[Task to carry out]
Look through the lines below and state how many hold the word "demonstration". Write only the number.

[Records for this task]
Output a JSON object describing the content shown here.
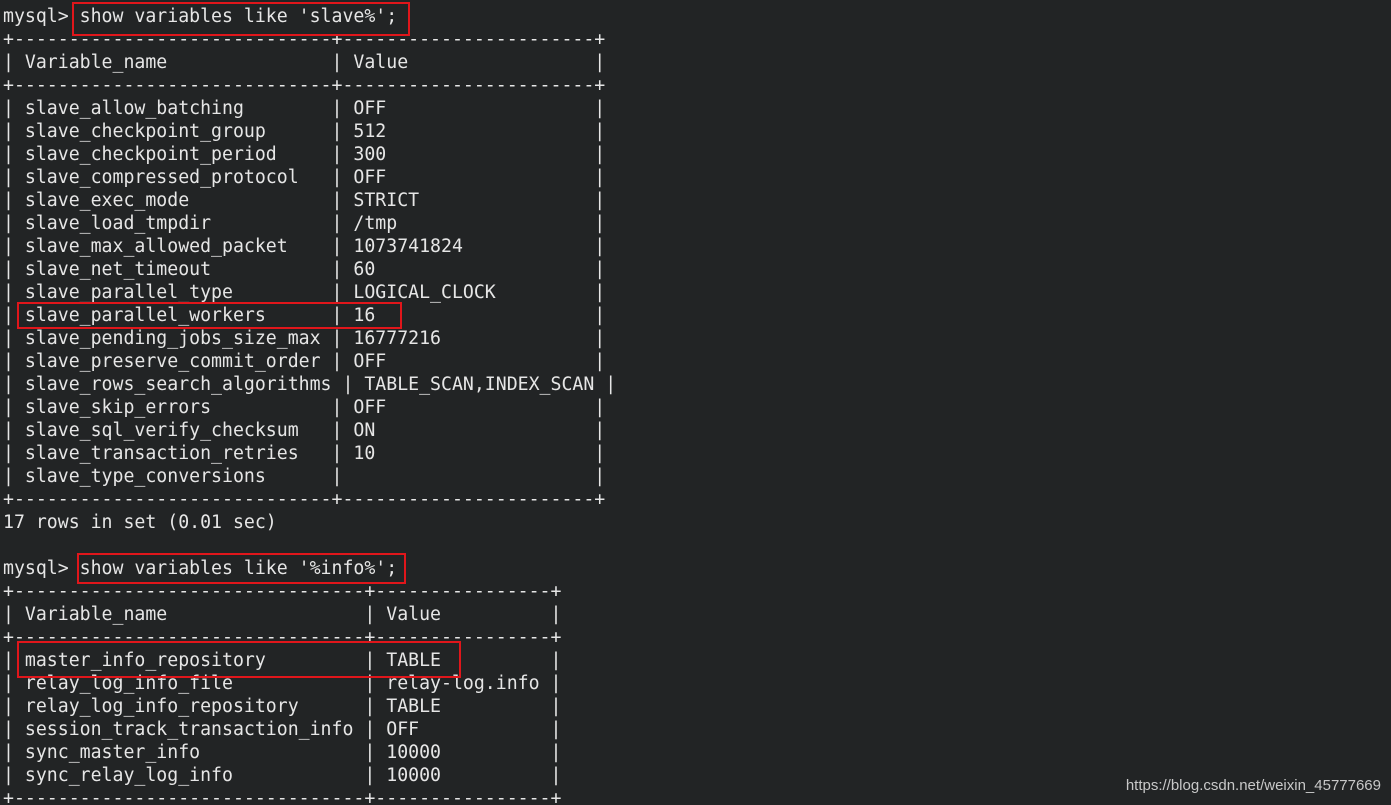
{
  "highlight_color": "#e0161b",
  "background_color": "#222425",
  "text_color": "#e6e6e6",
  "lines": [
    "mysql> show variables like 'slave%';",
    "+-----------------------------+-----------------------+",
    "| Variable_name               | Value                 |",
    "+-----------------------------+-----------------------+",
    "| slave_allow_batching        | OFF                   |",
    "| slave_checkpoint_group      | 512                   |",
    "| slave_checkpoint_period     | 300                   |",
    "| slave_compressed_protocol   | OFF                   |",
    "| slave_exec_mode             | STRICT                |",
    "| slave_load_tmpdir           | /tmp                  |",
    "| slave_max_allowed_packet    | 1073741824            |",
    "| slave_net_timeout           | 60                    |",
    "| slave_parallel_type         | LOGICAL_CLOCK         |",
    "| slave_parallel_workers      | 16                    |",
    "| slave_pending_jobs_size_max | 16777216              |",
    "| slave_preserve_commit_order | OFF                   |",
    "| slave_rows_search_algorithms | TABLE_SCAN,INDEX_SCAN |",
    "| slave_skip_errors           | OFF                   |",
    "| slave_sql_verify_checksum   | ON                    |",
    "| slave_transaction_retries   | 10                    |",
    "| slave_type_conversions      |                       |",
    "+-----------------------------+-----------------------+",
    "17 rows in set (0.01 sec)",
    "",
    "mysql> show variables like '%info%';",
    "+--------------------------------+----------------+",
    "| Variable_name                  | Value          |",
    "+--------------------------------+----------------+",
    "| master_info_repository         | TABLE          |",
    "| relay_log_info_file            | relay-log.info |",
    "| relay_log_info_repository      | TABLE          |",
    "| session_track_transaction_info | OFF            |",
    "| sync_master_info               | 10000          |",
    "| sync_relay_log_info            | 10000          |",
    "+--------------------------------+----------------+"
  ],
  "watermark": "https://blog.csdn.net/weixin_45777669"
}
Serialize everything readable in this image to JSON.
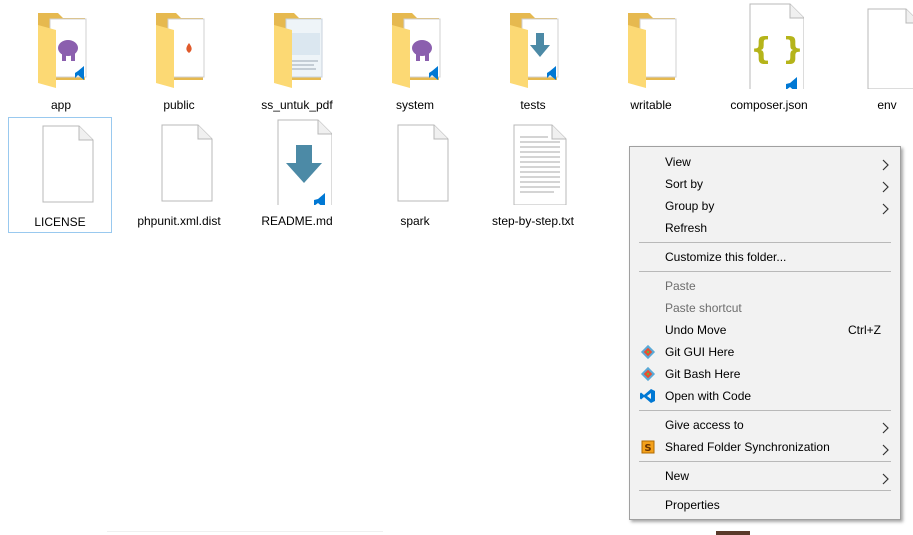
{
  "files": [
    {
      "name": "app",
      "type": "folder",
      "overlay": "elephant-vscode"
    },
    {
      "name": "public",
      "type": "folder",
      "overlay": "flame"
    },
    {
      "name": "ss_untuk_pdf",
      "type": "folder",
      "overlay": "screenshot"
    },
    {
      "name": "system",
      "type": "folder",
      "overlay": "elephant-vscode"
    },
    {
      "name": "tests",
      "type": "folder",
      "overlay": "download-vscode"
    },
    {
      "name": "writable",
      "type": "folder",
      "overlay": "blank-page"
    },
    {
      "name": "composer.json",
      "type": "file",
      "overlay": "json-braces-vscode"
    },
    {
      "name": "env",
      "type": "file",
      "overlay": "none"
    },
    {
      "name": "LICENSE",
      "type": "file",
      "overlay": "none",
      "selected": true
    },
    {
      "name": "phpunit.xml.dist",
      "type": "file",
      "overlay": "none"
    },
    {
      "name": "README.md",
      "type": "file",
      "overlay": "download-vscode"
    },
    {
      "name": "spark",
      "type": "file",
      "overlay": "none"
    },
    {
      "name": "step-by-step.txt",
      "type": "file",
      "overlay": "text-lines"
    }
  ],
  "context_menu": {
    "items": [
      {
        "label": "View",
        "submenu": true
      },
      {
        "label": "Sort by",
        "submenu": true
      },
      {
        "label": "Group by",
        "submenu": true
      },
      {
        "label": "Refresh"
      },
      {
        "label": "Customize this folder..."
      },
      {
        "label": "Paste",
        "disabled": true
      },
      {
        "label": "Paste shortcut",
        "disabled": true
      },
      {
        "label": "Undo Move",
        "shortcut": "Ctrl+Z"
      },
      {
        "label": "Git GUI Here",
        "icon": "git-icon"
      },
      {
        "label": "Git Bash Here",
        "icon": "git-icon"
      },
      {
        "label": "Open with Code",
        "icon": "vscode-icon"
      },
      {
        "label": "Give access to",
        "submenu": true
      },
      {
        "label": "Shared Folder Synchronization",
        "icon": "sync-s-icon",
        "submenu": true
      },
      {
        "label": "New",
        "submenu": true
      },
      {
        "label": "Properties"
      }
    ]
  },
  "colors": {
    "folder_back": "#e6b94f",
    "folder_front": "#fcd974",
    "selection_border": "#99c9ef",
    "menu_bg": "#f2f2f2",
    "vscode_blue": "#0078d4",
    "json_braces": "#b5b41a",
    "download_arrow": "#4c8aa6",
    "elephant": "#8b5fae"
  }
}
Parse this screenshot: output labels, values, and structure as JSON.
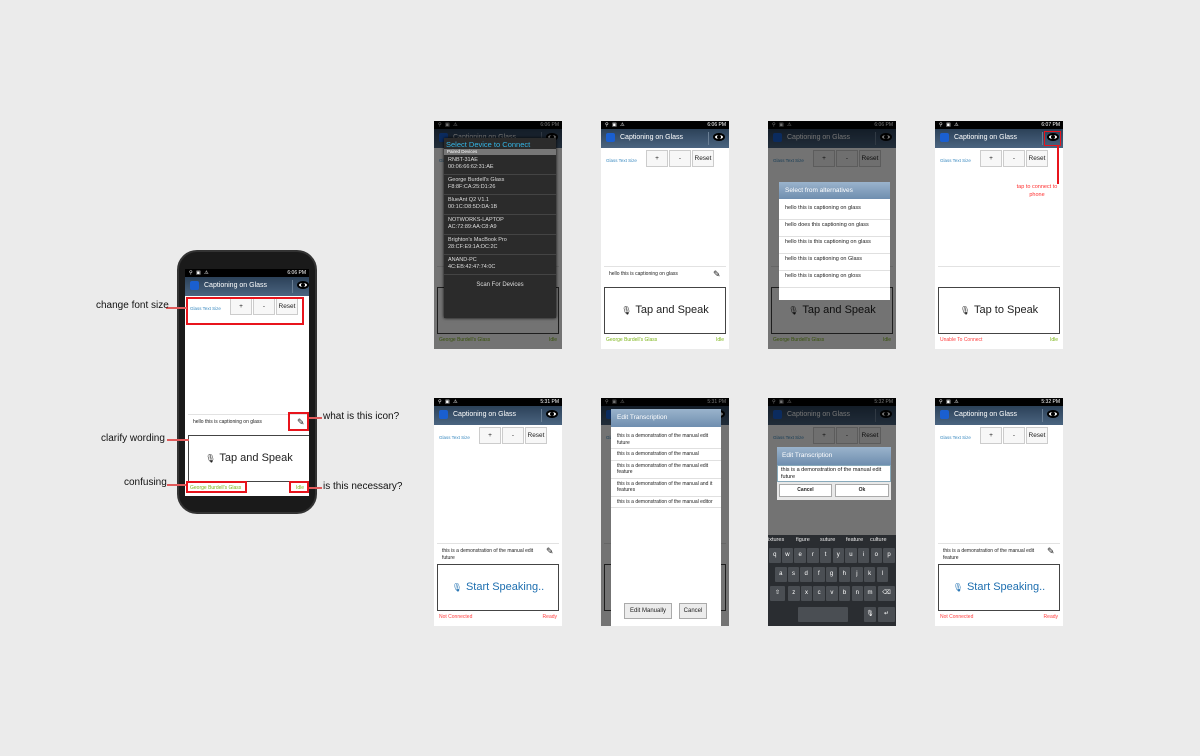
{
  "app_title": "Captioning on Glass",
  "text_size_label": "Glass Text Size",
  "plus": "+",
  "minus": "-",
  "reset": "Reset",
  "colors": {
    "status_green": "#7cb518",
    "status_red": "#ff4040",
    "accent_blue": "#3a8ac0",
    "speak_blue": "#1e6fb0",
    "annotation_red": "#e8141c"
  },
  "annotated": {
    "time": "6:06 PM",
    "caption": "hello this is captioning on glass",
    "button": "Tap and Speak",
    "footer_left": "George Burdell's Glass",
    "footer_right": "Idle",
    "annotations": {
      "font_size": "change font size",
      "icon": "what is this icon?",
      "wording": "clarify wording",
      "confusing": "confusing",
      "necessary": "is this necessary?"
    }
  },
  "screens": [
    {
      "time": "6:06 PM",
      "caption": "",
      "button": "Tap and Speak",
      "button_color": "#222",
      "footer_left": "George Burdell's Glass",
      "footer_left_color": "#7cb518",
      "footer_right": "Idle",
      "footer_right_color": "#7cb518",
      "dimmed": true,
      "dialog": {
        "type": "devices",
        "title": "Select Device to Connect",
        "subheader": "Paired Devices",
        "devices": [
          {
            "name": "RNBT-31AE",
            "mac": "00:06:66:62:31:AE"
          },
          {
            "name": "George Burdell's Glass",
            "mac": "F8:8F:CA:25:D1:26"
          },
          {
            "name": "BlueAnt Q2 V1.1",
            "mac": "00:1C:D8:5D:DA:1B"
          },
          {
            "name": "NOTWORKS-LAPTOP",
            "mac": "AC:72:89:AA:C8:A9"
          },
          {
            "name": "Brighton's MacBook Pro",
            "mac": "28:CF:E9:1A:DC:2C"
          },
          {
            "name": "ANAND-PC",
            "mac": "4C:EB:42:47:74:0C"
          }
        ],
        "scan": "Scan For Devices"
      }
    },
    {
      "time": "6:06 PM",
      "caption": "hello this is captioning on glass",
      "button": "Tap and Speak",
      "button_color": "#222",
      "footer_left": "George Burdell's Glass",
      "footer_left_color": "#7cb518",
      "footer_right": "Idle",
      "footer_right_color": "#7cb518",
      "dimmed": false
    },
    {
      "time": "6:06 PM",
      "caption": "",
      "button": "Tap and Speak",
      "button_color": "#222",
      "footer_left": "George Burdell's Glass",
      "footer_left_color": "#7cb518",
      "footer_right": "Idle",
      "footer_right_color": "#7cb518",
      "dimmed": true,
      "dialog": {
        "type": "alternatives",
        "title": "Select from alternatives",
        "items": [
          "hello this is captioning on glass",
          "hello does this captioning on glass",
          "hello this is this captioning on glass",
          "hello this is captioning on Glass",
          "hello this is captioning on gloss"
        ]
      }
    },
    {
      "time": "6:07 PM",
      "caption": "",
      "button": "Tap to Speak",
      "button_color": "#222",
      "footer_left": "Unable To Connect",
      "footer_left_color": "#ff4040",
      "footer_right": "Idle",
      "footer_right_color": "#7cb518",
      "dimmed": false,
      "annotation": "tap to connect to phone"
    },
    {
      "time": "5:31 PM",
      "caption": "this is a demonstration of the manual edit future",
      "button": "Start Speaking..",
      "button_color": "#1e6fb0",
      "footer_left": "Not Connected",
      "footer_left_color": "#ff4040",
      "footer_right": "Ready",
      "footer_right_color": "#ff4040",
      "dimmed": false
    },
    {
      "time": "5:31 PM",
      "caption": "",
      "button": "",
      "button_color": "#1e6fb0",
      "footer_left": "",
      "footer_left_color": "#ff4040",
      "footer_right": "",
      "footer_right_color": "#ff4040",
      "dimmed": true,
      "dialog": {
        "type": "edit_list",
        "title": "Edit Transcription",
        "items": [
          "this is a demonstration of the manual edit future",
          "this is a demonstration of the manual",
          "this is a demonstration of the manual edit feature",
          "this is a demonstration of the manual and it features",
          "this is a demonstration of the manual editor"
        ],
        "edit_manually": "Edit Manually",
        "cancel": "Cancel"
      }
    },
    {
      "time": "5:32 PM",
      "caption": "",
      "button": "Start Speaking..",
      "button_color": "#1e6fb0",
      "footer_left": "Not Connected",
      "footer_left_color": "#ff4040",
      "footer_right": "Ready",
      "footer_right_color": "#ff4040",
      "dimmed": true,
      "dialog": {
        "type": "edit_text",
        "title": "Edit Transcription",
        "value": "this is a demonstration of the manual edit future",
        "cancel": "Cancel",
        "ok": "Ok"
      },
      "keyboard": {
        "suggestions": [
          "ixtures",
          "figure",
          "suture",
          "feature",
          "culture"
        ],
        "rows": [
          [
            "q",
            "w",
            "e",
            "r",
            "t",
            "y",
            "u",
            "i",
            "o",
            "p"
          ],
          [
            "a",
            "s",
            "d",
            "f",
            "g",
            "h",
            "j",
            "k",
            "l"
          ],
          [
            "z",
            "x",
            "c",
            "v",
            "b",
            "n",
            "m"
          ]
        ]
      }
    },
    {
      "time": "5:32 PM",
      "caption": "this is a demonstration of the manual edit feature",
      "button": "Start Speaking..",
      "button_color": "#1e6fb0",
      "footer_left": "Not Connected",
      "footer_left_color": "#ff4040",
      "footer_right": "Ready",
      "footer_right_color": "#ff4040",
      "dimmed": false
    }
  ]
}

[Response]
8